* Figure record listings:
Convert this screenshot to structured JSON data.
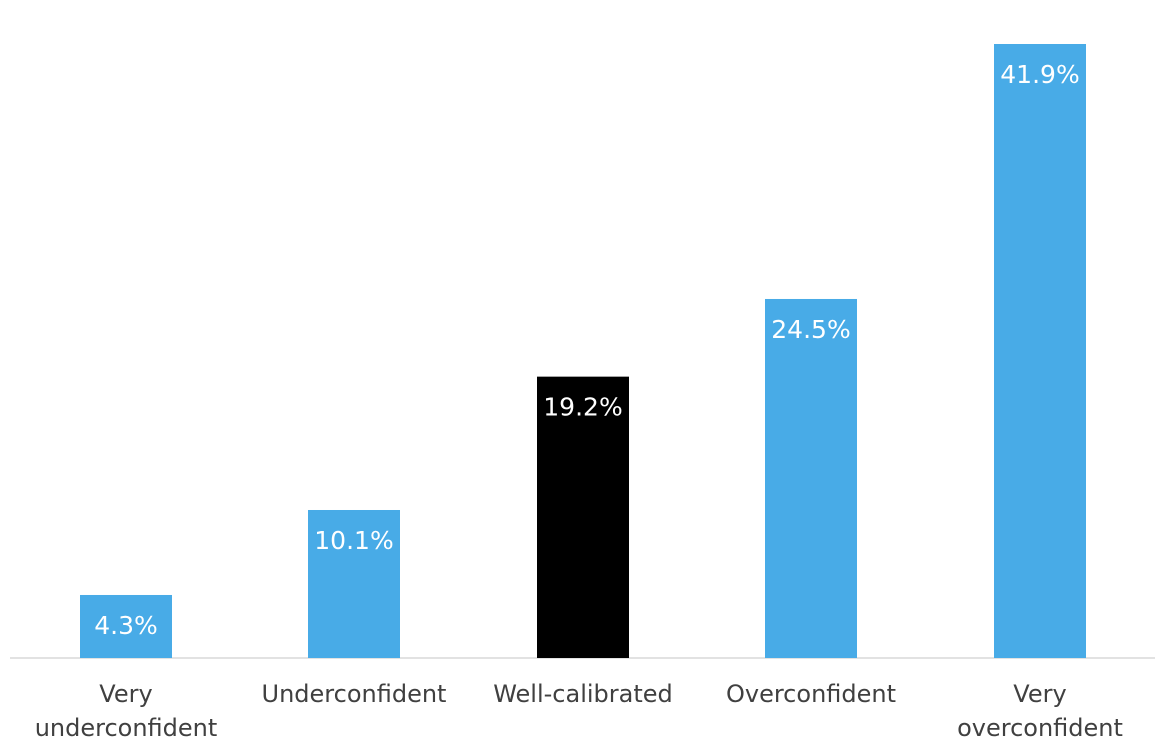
{
  "chart_data": {
    "type": "bar",
    "categories": [
      [
        "Very",
        "underconfident"
      ],
      [
        "Underconfident"
      ],
      [
        "Well-calibrated"
      ],
      [
        "Overconfident"
      ],
      [
        "Very",
        "overconfident"
      ]
    ],
    "values": [
      4.3,
      10.1,
      19.2,
      24.5,
      41.9
    ],
    "value_labels": [
      "4.3%",
      "10.1%",
      "19.2%",
      "24.5%",
      "41.9%"
    ],
    "unit": "%",
    "title": "",
    "xlabel": "",
    "ylabel": "",
    "ylim": [
      0,
      41.9
    ],
    "grid": false,
    "legend": "none",
    "colors": {
      "default_bar": "#48abe7",
      "highlight_bar": "#000000",
      "highlight_index": 2,
      "value_label": "#ffffff",
      "category_label": "#404040",
      "axis_line": "#d9d9d9"
    }
  }
}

* EXERCISE OBJECTIVE:
Transcribe the records above exactly, omitting every picture they contain.

* TASK ANSWER:
Convert this screenshot to structured JSON data.
{
  "chart_data": {
    "type": "bar",
    "categories": [
      [
        "Very",
        "underconfident"
      ],
      [
        "Underconfident"
      ],
      [
        "Well-calibrated"
      ],
      [
        "Overconfident"
      ],
      [
        "Very",
        "overconfident"
      ]
    ],
    "values": [
      4.3,
      10.1,
      19.2,
      24.5,
      41.9
    ],
    "value_labels": [
      "4.3%",
      "10.1%",
      "19.2%",
      "24.5%",
      "41.9%"
    ],
    "unit": "%",
    "title": "",
    "xlabel": "",
    "ylabel": "",
    "ylim": [
      0,
      41.9
    ],
    "grid": false,
    "legend": "none",
    "colors": {
      "default_bar": "#48abe7",
      "highlight_bar": "#000000",
      "highlight_index": 2,
      "value_label": "#ffffff",
      "category_label": "#404040",
      "axis_line": "#d9d9d9"
    }
  }
}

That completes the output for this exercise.